▶ **Data to process**:
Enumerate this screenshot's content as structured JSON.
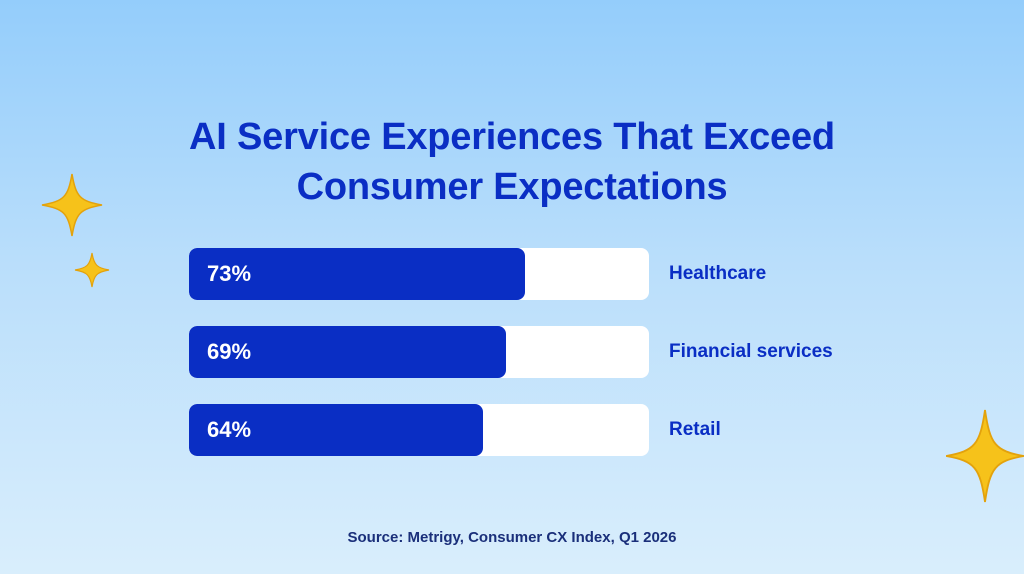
{
  "colors": {
    "accent": "#0a2ec4",
    "title": "#0a2ec4",
    "text_dark": "#1a2f7a",
    "track": "#ffffff",
    "sparkle": "#f6c21a"
  },
  "chart_data": {
    "type": "bar",
    "orientation": "horizontal",
    "title_lines": [
      "AI Service Experiences That Exceed",
      "Consumer Expectations"
    ],
    "categories": [
      "Healthcare",
      "Financial services",
      "Retail"
    ],
    "values": [
      73,
      69,
      64
    ],
    "value_labels": [
      "73%",
      "69%",
      "64%"
    ],
    "xlim": [
      0,
      100
    ],
    "grid": false,
    "legend": "none"
  },
  "footer": {
    "source": "Source: Metrigy, Consumer CX Index, Q1 2026"
  },
  "decorations": {
    "icons": [
      "sparkle-icon",
      "sparkle-icon",
      "sparkle-icon"
    ]
  }
}
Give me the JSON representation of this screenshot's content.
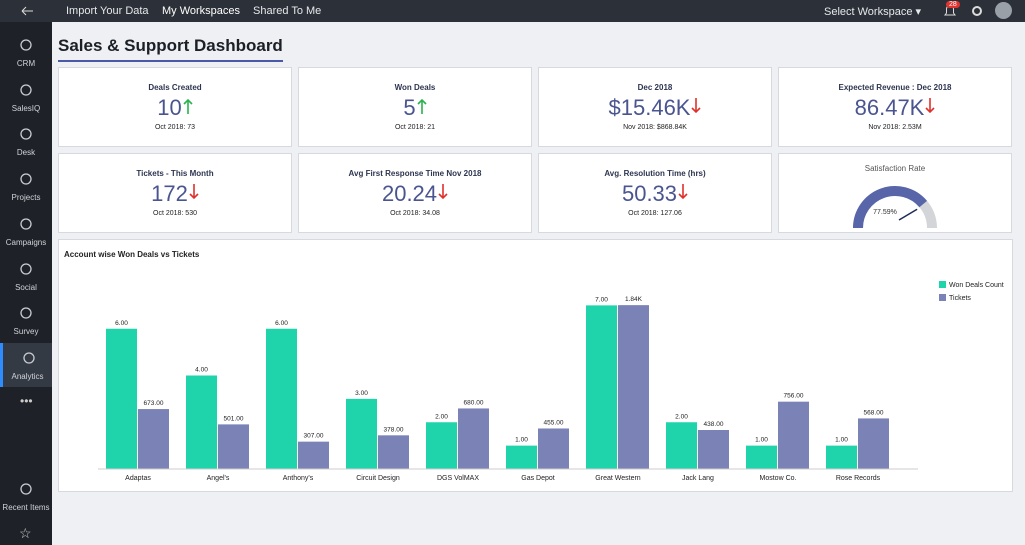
{
  "topbar": {
    "tabs": [
      "Import Your Data",
      "My Workspaces",
      "Shared To Me"
    ],
    "active": 1,
    "workspace": "Select Workspace",
    "notifications": "28"
  },
  "sidebar": {
    "items": [
      "CRM",
      "SalesIQ",
      "Desk",
      "Projects",
      "Campaigns",
      "Social",
      "Survey",
      "Analytics"
    ],
    "active": 7,
    "bottom": [
      "Recent Items"
    ]
  },
  "title": "Sales & Support Dashboard",
  "kpis": [
    {
      "title": "Deals Created",
      "value": "10",
      "trend": "up",
      "note": "Oct 2018: 73"
    },
    {
      "title": "Won Deals",
      "value": "5",
      "trend": "up",
      "note": "Oct 2018: 21"
    },
    {
      "title": "Dec 2018",
      "value": "$15.46K",
      "trend": "down",
      "note": "Nov 2018: $868.84K"
    },
    {
      "title": "Expected Revenue : Dec 2018",
      "value": "86.47K",
      "trend": "down",
      "note": "Nov 2018: 2.53M"
    },
    {
      "title": "Tickets - This Month",
      "value": "172",
      "trend": "down",
      "note": "Oct 2018: 530"
    },
    {
      "title": "Avg First Response Time Nov 2018",
      "value": "20.24",
      "trend": "down",
      "note": "Oct 2018: 34.08"
    },
    {
      "title": "Avg. Resolution Time (hrs)",
      "value": "50.33",
      "trend": "down",
      "note": "Oct 2018: 127.06"
    }
  ],
  "gauge": {
    "title": "Satisfaction Rate",
    "value": 77.59,
    "value_label": "77.59%",
    "lim": [
      0,
      100
    ]
  },
  "chart_data": {
    "type": "bar",
    "title": "Account wise Won Deals vs Tickets",
    "categories": [
      "Adaptas",
      "Angel's",
      "Anthony's",
      "Circuit Design",
      "DGS VolMAX",
      "Gas Depot",
      "Great Western",
      "Jack Lang",
      "Mostow Co.",
      "Rose Records"
    ],
    "series": [
      {
        "name": "Won Deals Count",
        "color": "#1fd3aa",
        "values": [
          6,
          4,
          6,
          3,
          2,
          1,
          7,
          2,
          1,
          1
        ],
        "value_labels": [
          "6.00",
          "4.00",
          "6.00",
          "3.00",
          "2.00",
          "1.00",
          "7.00",
          "2.00",
          "1.00",
          "1.00"
        ]
      },
      {
        "name": "Tickets",
        "color": "#7a82b6",
        "axis": "y2",
        "values": [
          673,
          501,
          307,
          378,
          680,
          455,
          1840,
          438,
          756,
          568
        ],
        "value_labels": [
          "673.00",
          "501.00",
          "307.00",
          "378.00",
          "680.00",
          "455.00",
          "1.84K",
          "438.00",
          "756.00",
          "568.00"
        ]
      }
    ],
    "ylim": [
      0,
      8
    ],
    "y2lim": [
      0,
      2100
    ],
    "legend": "top-right"
  }
}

▶ **Work instructions**: Copy every record above exactly as written, but leave out the pictures.

▶ **Answer**:
Enumerate this screenshot's content as structured JSON.
{
  "colors": {
    "accent": "#0a2ec4",
    "title": "#0a2ec4",
    "text_dark": "#1a2f7a",
    "track": "#ffffff",
    "sparkle": "#f6c21a"
  },
  "chart_data": {
    "type": "bar",
    "orientation": "horizontal",
    "title_lines": [
      "AI Service Experiences That Exceed",
      "Consumer Expectations"
    ],
    "categories": [
      "Healthcare",
      "Financial services",
      "Retail"
    ],
    "values": [
      73,
      69,
      64
    ],
    "value_labels": [
      "73%",
      "69%",
      "64%"
    ],
    "xlim": [
      0,
      100
    ],
    "grid": false,
    "legend": "none"
  },
  "footer": {
    "source": "Source: Metrigy, Consumer CX Index, Q1 2026"
  },
  "decorations": {
    "icons": [
      "sparkle-icon",
      "sparkle-icon",
      "sparkle-icon"
    ]
  }
}
Give me the JSON representation of this screenshot's content.
{
  "topbar": {
    "tabs": [
      "Import Your Data",
      "My Workspaces",
      "Shared To Me"
    ],
    "active": 1,
    "workspace": "Select Workspace",
    "notifications": "28"
  },
  "sidebar": {
    "items": [
      "CRM",
      "SalesIQ",
      "Desk",
      "Projects",
      "Campaigns",
      "Social",
      "Survey",
      "Analytics"
    ],
    "active": 7,
    "bottom": [
      "Recent Items"
    ]
  },
  "title": "Sales & Support Dashboard",
  "kpis": [
    {
      "title": "Deals Created",
      "value": "10",
      "trend": "up",
      "note": "Oct 2018: 73"
    },
    {
      "title": "Won Deals",
      "value": "5",
      "trend": "up",
      "note": "Oct 2018: 21"
    },
    {
      "title": "Dec 2018",
      "value": "$15.46K",
      "trend": "down",
      "note": "Nov 2018: $868.84K"
    },
    {
      "title": "Expected Revenue : Dec 2018",
      "value": "86.47K",
      "trend": "down",
      "note": "Nov 2018: 2.53M"
    },
    {
      "title": "Tickets - This Month",
      "value": "172",
      "trend": "down",
      "note": "Oct 2018: 530"
    },
    {
      "title": "Avg First Response Time Nov 2018",
      "value": "20.24",
      "trend": "down",
      "note": "Oct 2018: 34.08"
    },
    {
      "title": "Avg. Resolution Time (hrs)",
      "value": "50.33",
      "trend": "down",
      "note": "Oct 2018: 127.06"
    }
  ],
  "gauge": {
    "title": "Satisfaction Rate",
    "value": 77.59,
    "value_label": "77.59%",
    "lim": [
      0,
      100
    ]
  },
  "chart_data": {
    "type": "bar",
    "title": "Account wise Won Deals vs Tickets",
    "categories": [
      "Adaptas",
      "Angel's",
      "Anthony's",
      "Circuit Design",
      "DGS VolMAX",
      "Gas Depot",
      "Great Western",
      "Jack Lang",
      "Mostow Co.",
      "Rose Records"
    ],
    "series": [
      {
        "name": "Won Deals Count",
        "color": "#1fd3aa",
        "values": [
          6,
          4,
          6,
          3,
          2,
          1,
          7,
          2,
          1,
          1
        ],
        "value_labels": [
          "6.00",
          "4.00",
          "6.00",
          "3.00",
          "2.00",
          "1.00",
          "7.00",
          "2.00",
          "1.00",
          "1.00"
        ]
      },
      {
        "name": "Tickets",
        "color": "#7a82b6",
        "axis": "y2",
        "values": [
          673,
          501,
          307,
          378,
          680,
          455,
          1840,
          438,
          756,
          568
        ],
        "value_labels": [
          "673.00",
          "501.00",
          "307.00",
          "378.00",
          "680.00",
          "455.00",
          "1.84K",
          "438.00",
          "756.00",
          "568.00"
        ]
      }
    ],
    "ylim": [
      0,
      8
    ],
    "y2lim": [
      0,
      2100
    ],
    "legend": "top-right"
  }
}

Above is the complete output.